- INSTRUCTIONS FOR THE TASK
Take every line from the material that has the word "throw" in it.

- TASK INPUTS
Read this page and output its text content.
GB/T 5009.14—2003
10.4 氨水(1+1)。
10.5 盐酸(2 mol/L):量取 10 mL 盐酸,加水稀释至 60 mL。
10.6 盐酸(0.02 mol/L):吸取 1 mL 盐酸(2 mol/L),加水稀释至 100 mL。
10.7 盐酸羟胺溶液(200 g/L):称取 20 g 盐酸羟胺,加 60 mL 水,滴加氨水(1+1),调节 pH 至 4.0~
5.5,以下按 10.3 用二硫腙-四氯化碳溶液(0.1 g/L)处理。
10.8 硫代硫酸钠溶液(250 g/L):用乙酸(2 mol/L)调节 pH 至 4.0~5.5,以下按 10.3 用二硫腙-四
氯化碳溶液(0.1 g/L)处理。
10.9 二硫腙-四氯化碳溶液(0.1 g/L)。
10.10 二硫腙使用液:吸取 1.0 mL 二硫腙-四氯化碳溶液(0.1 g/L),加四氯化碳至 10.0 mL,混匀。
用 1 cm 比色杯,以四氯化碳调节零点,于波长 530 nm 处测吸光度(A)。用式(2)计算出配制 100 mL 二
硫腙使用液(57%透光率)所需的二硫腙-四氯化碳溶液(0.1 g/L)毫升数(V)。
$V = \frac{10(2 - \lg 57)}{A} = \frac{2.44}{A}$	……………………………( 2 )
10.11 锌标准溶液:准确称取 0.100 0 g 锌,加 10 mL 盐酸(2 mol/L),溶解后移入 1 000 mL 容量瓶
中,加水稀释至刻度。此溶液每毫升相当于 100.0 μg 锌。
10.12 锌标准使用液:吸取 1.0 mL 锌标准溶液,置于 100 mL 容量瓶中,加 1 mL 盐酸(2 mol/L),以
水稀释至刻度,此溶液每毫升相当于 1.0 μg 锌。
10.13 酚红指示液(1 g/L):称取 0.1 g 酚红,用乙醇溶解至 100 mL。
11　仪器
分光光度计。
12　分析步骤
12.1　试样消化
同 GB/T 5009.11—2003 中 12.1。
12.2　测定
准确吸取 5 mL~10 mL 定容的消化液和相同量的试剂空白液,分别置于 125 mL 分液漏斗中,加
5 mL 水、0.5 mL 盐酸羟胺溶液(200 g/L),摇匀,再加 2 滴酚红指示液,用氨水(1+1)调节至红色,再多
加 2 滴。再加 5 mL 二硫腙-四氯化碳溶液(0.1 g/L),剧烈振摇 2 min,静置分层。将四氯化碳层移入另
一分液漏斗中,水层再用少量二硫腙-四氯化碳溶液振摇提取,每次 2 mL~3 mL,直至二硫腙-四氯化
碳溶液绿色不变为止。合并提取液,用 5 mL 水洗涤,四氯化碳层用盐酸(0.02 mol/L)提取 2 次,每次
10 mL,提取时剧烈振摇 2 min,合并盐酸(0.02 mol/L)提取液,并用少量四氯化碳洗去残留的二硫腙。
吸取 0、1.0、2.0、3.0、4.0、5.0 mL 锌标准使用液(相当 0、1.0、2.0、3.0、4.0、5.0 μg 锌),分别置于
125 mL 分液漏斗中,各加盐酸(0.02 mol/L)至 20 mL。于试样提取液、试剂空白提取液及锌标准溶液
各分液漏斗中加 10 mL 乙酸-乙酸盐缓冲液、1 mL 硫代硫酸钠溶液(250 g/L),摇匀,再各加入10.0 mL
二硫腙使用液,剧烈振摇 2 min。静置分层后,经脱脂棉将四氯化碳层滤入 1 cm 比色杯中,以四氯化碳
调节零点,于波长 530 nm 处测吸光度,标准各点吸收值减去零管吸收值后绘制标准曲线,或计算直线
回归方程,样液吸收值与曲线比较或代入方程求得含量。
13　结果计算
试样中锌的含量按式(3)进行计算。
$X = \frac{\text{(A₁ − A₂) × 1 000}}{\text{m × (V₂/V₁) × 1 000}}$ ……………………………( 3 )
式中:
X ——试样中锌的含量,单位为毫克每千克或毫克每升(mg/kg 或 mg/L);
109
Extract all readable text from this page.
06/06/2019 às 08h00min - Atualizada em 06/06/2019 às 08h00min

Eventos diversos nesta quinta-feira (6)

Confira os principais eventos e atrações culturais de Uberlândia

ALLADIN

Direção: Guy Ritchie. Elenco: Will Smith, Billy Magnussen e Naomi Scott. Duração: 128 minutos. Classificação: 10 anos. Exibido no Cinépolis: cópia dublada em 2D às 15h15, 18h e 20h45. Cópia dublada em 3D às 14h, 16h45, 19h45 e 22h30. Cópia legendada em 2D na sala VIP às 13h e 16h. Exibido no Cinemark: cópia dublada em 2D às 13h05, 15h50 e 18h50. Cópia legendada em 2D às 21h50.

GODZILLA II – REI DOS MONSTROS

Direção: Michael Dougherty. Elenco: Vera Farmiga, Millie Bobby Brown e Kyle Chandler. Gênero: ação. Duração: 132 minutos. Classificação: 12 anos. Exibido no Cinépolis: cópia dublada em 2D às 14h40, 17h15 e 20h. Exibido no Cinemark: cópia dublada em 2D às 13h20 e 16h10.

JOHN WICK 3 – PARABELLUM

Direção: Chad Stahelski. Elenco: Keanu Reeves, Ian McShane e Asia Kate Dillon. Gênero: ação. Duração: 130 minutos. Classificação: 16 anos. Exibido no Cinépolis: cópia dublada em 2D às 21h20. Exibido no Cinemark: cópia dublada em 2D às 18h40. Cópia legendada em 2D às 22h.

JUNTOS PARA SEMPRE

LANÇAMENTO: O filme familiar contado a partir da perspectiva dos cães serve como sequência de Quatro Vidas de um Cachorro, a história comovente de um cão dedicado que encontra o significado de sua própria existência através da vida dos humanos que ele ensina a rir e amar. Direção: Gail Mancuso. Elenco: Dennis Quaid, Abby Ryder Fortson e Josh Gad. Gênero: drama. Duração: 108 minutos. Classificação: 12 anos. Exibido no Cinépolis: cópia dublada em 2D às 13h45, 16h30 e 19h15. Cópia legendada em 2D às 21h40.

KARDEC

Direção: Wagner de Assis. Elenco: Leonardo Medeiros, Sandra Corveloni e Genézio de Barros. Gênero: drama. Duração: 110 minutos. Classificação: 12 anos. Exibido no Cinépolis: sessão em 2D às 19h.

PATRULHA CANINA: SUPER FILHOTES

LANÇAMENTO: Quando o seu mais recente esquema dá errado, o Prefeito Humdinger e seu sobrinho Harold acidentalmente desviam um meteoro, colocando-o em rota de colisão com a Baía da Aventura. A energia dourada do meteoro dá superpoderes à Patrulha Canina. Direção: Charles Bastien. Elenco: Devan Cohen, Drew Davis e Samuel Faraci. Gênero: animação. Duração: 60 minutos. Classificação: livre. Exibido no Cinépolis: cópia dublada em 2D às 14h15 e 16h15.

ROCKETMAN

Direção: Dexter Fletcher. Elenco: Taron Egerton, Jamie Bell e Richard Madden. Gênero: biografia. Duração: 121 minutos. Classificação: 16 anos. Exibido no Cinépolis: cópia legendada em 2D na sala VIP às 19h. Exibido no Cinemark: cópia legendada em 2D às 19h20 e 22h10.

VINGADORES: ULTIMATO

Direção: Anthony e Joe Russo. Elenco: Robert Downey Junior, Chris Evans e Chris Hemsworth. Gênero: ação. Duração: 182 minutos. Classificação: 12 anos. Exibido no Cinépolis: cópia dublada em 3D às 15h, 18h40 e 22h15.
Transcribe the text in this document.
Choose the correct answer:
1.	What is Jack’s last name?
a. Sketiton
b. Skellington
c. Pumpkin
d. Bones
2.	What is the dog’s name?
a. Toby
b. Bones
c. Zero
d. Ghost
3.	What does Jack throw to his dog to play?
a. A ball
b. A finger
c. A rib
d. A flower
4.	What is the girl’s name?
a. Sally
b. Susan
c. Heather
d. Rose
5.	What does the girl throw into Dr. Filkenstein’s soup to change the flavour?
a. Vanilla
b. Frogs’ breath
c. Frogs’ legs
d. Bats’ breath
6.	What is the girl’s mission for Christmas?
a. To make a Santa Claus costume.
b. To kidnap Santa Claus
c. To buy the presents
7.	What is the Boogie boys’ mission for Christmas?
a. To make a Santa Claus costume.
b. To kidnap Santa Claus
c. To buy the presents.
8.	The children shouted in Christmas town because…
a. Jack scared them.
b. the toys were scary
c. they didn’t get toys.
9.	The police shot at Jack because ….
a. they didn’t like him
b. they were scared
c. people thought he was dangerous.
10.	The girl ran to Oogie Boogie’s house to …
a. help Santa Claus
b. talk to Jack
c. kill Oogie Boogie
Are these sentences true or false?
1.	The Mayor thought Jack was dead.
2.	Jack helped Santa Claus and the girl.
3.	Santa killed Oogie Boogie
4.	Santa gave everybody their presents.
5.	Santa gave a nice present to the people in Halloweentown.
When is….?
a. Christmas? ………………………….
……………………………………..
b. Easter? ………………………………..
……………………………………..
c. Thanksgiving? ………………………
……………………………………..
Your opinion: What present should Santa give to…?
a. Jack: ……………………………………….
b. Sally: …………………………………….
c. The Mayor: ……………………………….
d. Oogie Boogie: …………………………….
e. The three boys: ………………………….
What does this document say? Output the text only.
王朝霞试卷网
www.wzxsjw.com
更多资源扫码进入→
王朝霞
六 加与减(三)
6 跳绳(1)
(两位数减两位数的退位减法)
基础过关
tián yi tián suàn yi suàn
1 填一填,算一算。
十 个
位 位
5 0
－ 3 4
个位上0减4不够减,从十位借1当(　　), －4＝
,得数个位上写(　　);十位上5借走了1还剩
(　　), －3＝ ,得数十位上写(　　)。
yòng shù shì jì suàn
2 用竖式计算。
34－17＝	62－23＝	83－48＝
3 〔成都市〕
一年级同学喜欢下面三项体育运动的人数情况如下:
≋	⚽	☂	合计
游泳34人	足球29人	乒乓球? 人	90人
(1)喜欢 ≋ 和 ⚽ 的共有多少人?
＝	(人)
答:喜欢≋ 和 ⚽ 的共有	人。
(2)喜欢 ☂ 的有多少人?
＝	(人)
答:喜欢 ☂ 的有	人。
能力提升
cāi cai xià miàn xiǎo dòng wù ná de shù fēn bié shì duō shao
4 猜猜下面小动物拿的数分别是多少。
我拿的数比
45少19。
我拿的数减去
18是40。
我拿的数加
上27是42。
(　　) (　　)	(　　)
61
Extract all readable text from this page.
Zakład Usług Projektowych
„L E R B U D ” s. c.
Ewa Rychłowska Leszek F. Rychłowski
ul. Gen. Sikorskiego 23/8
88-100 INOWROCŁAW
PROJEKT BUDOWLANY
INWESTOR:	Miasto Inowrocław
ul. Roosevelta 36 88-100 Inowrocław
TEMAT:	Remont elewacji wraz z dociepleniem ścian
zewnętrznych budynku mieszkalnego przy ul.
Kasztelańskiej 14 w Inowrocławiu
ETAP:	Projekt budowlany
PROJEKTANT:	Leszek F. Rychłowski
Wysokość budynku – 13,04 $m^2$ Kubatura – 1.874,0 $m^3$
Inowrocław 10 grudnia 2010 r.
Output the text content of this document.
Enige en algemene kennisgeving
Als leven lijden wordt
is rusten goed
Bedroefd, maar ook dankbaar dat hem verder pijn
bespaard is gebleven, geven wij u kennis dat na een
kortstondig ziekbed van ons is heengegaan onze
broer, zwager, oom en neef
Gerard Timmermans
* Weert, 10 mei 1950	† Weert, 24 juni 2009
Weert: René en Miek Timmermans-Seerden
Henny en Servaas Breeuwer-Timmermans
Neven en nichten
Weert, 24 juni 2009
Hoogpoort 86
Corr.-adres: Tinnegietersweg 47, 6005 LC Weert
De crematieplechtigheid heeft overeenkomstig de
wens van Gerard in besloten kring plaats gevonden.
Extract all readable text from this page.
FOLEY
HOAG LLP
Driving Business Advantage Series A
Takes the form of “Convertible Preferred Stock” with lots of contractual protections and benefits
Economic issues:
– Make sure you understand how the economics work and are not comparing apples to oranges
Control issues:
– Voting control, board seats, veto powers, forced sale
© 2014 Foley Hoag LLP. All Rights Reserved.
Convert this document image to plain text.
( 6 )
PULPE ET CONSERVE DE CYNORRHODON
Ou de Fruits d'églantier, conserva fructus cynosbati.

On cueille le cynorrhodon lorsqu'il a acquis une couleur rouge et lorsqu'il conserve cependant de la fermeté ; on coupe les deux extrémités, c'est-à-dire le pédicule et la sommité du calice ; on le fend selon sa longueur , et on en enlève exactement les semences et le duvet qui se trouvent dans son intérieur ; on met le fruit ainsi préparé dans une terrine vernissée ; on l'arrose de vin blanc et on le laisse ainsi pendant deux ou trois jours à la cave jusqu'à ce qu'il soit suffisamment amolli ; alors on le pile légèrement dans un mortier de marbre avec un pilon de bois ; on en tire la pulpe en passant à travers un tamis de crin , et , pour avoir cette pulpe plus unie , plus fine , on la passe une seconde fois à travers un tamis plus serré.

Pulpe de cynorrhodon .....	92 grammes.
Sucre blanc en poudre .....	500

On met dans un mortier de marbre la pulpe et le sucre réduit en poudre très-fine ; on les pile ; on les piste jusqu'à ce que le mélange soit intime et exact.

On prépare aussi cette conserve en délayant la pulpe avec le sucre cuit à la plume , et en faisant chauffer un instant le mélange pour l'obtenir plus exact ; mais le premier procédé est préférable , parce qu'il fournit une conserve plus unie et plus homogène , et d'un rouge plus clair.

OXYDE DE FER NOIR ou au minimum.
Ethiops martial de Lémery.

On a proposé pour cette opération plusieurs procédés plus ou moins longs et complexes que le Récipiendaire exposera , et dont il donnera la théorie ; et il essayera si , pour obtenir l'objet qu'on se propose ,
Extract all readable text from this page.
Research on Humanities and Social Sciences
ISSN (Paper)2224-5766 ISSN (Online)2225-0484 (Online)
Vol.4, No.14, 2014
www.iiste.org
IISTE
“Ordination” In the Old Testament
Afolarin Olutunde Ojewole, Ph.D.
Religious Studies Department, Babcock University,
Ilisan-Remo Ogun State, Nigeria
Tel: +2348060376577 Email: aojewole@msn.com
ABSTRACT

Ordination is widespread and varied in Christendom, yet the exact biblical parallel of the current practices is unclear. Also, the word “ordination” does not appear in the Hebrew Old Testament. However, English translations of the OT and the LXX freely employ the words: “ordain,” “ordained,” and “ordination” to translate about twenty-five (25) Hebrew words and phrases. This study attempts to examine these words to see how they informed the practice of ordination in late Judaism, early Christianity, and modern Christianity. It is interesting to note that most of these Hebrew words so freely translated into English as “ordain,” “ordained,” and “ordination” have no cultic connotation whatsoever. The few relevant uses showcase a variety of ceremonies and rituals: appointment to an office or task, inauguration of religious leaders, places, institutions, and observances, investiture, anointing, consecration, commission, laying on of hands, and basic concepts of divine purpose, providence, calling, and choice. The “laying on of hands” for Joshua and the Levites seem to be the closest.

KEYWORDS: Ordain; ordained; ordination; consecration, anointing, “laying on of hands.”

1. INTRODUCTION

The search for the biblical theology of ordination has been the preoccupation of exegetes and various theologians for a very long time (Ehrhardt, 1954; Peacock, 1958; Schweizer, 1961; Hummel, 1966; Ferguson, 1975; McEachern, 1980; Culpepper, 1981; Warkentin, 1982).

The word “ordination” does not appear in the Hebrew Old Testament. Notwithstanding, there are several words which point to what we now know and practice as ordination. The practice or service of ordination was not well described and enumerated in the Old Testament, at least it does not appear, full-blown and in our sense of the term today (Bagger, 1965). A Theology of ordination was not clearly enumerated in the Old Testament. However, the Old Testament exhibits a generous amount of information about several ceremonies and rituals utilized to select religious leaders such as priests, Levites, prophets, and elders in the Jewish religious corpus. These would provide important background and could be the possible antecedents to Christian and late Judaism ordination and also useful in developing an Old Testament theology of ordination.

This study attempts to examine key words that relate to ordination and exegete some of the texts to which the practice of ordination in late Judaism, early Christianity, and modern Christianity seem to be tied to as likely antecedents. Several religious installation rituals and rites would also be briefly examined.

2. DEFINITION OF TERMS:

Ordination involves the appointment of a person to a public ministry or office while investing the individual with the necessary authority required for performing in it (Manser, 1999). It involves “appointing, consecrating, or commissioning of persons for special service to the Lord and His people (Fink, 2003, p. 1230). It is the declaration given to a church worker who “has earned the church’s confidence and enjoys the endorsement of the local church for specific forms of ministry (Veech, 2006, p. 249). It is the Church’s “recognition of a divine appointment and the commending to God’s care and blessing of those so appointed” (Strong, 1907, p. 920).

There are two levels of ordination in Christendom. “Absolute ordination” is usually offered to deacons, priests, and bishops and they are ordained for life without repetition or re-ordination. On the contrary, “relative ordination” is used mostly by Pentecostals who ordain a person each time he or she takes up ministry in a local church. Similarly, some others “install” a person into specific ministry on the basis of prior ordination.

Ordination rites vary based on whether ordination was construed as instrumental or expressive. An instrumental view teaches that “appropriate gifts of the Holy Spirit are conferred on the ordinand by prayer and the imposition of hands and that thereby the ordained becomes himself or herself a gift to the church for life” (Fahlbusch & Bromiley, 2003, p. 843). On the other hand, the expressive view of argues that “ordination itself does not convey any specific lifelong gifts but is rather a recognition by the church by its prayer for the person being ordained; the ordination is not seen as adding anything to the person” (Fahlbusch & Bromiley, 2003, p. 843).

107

- EXPECTED OUTPUT
3.	What does Jack throw to his dog to play?
5.	What does the girl throw into Dr. Filkenstein’s soup to change the flavour?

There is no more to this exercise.